What is expected =>
Without omitting anything, return the records precisely as given.

# # # # # # #

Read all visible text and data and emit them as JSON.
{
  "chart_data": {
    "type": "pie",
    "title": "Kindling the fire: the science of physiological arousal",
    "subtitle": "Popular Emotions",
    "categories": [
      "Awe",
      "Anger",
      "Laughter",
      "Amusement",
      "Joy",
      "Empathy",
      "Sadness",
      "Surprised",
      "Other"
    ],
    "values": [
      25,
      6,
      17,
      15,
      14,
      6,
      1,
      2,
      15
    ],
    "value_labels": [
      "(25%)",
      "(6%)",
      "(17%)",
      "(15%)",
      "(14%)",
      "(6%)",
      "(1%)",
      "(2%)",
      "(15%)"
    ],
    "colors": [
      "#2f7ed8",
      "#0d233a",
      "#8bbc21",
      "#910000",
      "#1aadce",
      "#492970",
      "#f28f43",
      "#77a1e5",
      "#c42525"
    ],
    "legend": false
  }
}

# # # # # # #

Solution =>
Read all visible text and data and emit them as JSON.
{
  "chart_data": {
    "type": "pie",
    "title": "Kindling the fire: the science of physiological arousal",
    "subtitle": "Popular Emotions",
    "categories": [
      "Awe",
      "Anger",
      "Laughter",
      "Amusement",
      "Joy",
      "Empathy",
      "Sadness",
      "Surprised",
      "Other"
    ],
    "values": [
      25,
      6,
      17,
      15,
      14,
      6,
      1,
      2,
      15
    ],
    "value_labels": [
      "(25%)",
      "(6%)",
      "(17%)",
      "(15%)",
      "(14%)",
      "(6%)",
      "(1%)",
      "(2%)",
      "(15%)"
    ],
    "colors": [
      "#2f7ed8",
      "#0d233a",
      "#8bbc21",
      "#910000",
      "#1aadce",
      "#492970",
      "#f28f43",
      "#77a1e5",
      "#c42525"
    ],
    "legend": false
  }
}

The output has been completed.